■ **WRITTEN REQUEST**
List all lines of the data that include the string "with".

■ **INFORMATION SUPPLIED**
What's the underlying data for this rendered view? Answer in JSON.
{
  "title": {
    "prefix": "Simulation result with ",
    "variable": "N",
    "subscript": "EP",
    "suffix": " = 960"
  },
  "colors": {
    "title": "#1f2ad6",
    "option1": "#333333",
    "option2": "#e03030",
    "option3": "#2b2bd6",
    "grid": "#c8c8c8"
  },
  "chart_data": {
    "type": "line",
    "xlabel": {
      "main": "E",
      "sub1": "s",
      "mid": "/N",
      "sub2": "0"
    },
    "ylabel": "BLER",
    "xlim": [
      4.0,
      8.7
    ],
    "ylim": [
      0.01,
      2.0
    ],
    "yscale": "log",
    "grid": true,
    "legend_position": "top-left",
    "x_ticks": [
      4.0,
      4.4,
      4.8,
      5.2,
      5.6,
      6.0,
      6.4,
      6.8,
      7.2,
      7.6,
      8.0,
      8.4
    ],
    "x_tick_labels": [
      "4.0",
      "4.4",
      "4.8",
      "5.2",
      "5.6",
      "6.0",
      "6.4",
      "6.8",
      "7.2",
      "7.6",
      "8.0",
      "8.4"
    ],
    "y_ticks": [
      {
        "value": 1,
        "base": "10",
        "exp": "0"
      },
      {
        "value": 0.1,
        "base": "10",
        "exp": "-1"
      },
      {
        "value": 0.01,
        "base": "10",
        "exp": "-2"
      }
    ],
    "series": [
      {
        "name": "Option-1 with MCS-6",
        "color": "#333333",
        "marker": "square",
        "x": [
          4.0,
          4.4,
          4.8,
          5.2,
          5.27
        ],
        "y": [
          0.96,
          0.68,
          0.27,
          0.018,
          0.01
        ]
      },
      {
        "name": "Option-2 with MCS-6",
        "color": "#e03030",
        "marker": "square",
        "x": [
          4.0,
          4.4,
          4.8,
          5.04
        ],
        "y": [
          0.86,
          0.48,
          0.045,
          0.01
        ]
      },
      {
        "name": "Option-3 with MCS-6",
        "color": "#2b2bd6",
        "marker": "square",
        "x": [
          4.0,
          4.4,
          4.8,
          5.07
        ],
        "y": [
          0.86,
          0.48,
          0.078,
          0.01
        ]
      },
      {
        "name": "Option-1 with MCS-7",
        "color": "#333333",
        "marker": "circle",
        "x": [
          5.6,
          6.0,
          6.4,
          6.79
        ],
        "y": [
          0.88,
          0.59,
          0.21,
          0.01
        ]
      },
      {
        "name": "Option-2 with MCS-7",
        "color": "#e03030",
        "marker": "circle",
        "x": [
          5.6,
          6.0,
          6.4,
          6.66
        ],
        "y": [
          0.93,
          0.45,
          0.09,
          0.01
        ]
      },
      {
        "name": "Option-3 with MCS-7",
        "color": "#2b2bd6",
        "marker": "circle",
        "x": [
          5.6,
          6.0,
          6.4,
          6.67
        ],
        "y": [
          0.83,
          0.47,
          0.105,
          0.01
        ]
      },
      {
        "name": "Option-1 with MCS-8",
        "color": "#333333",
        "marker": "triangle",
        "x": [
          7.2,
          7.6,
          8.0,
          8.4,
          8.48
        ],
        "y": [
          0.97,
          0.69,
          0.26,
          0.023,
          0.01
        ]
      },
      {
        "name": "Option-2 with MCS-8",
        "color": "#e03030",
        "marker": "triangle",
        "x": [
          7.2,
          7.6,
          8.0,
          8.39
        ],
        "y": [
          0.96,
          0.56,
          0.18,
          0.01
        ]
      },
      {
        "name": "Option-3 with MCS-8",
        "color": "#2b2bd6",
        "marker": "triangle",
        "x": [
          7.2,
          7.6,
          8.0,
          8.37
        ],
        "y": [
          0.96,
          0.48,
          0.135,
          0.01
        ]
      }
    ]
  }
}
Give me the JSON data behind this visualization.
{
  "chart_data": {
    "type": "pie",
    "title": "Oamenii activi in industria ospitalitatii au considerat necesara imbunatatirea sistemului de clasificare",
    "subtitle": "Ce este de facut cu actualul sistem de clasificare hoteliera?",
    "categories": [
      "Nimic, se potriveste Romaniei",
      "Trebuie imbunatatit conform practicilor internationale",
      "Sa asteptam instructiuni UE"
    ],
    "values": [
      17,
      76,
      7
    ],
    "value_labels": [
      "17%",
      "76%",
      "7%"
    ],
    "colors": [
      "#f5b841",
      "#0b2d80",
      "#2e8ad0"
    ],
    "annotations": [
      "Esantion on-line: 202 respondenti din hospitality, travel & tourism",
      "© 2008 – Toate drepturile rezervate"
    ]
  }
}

■ **RESULT FOR THIS EXERCISE**
    "prefix": "Simulation result with ",
        "name": "Option-1 with MCS-6",
        "name": "Option-2 with MCS-6",
        "name": "Option-3 with MCS-6",
        "name": "Option-1 with MCS-7",
        "name": "Option-2 with MCS-7",
        "name": "Option-3 with MCS-7",
        "name": "Option-1 with MCS-8",
        "name": "Option-2 with MCS-8",
        "name": "Option-3 with MCS-8",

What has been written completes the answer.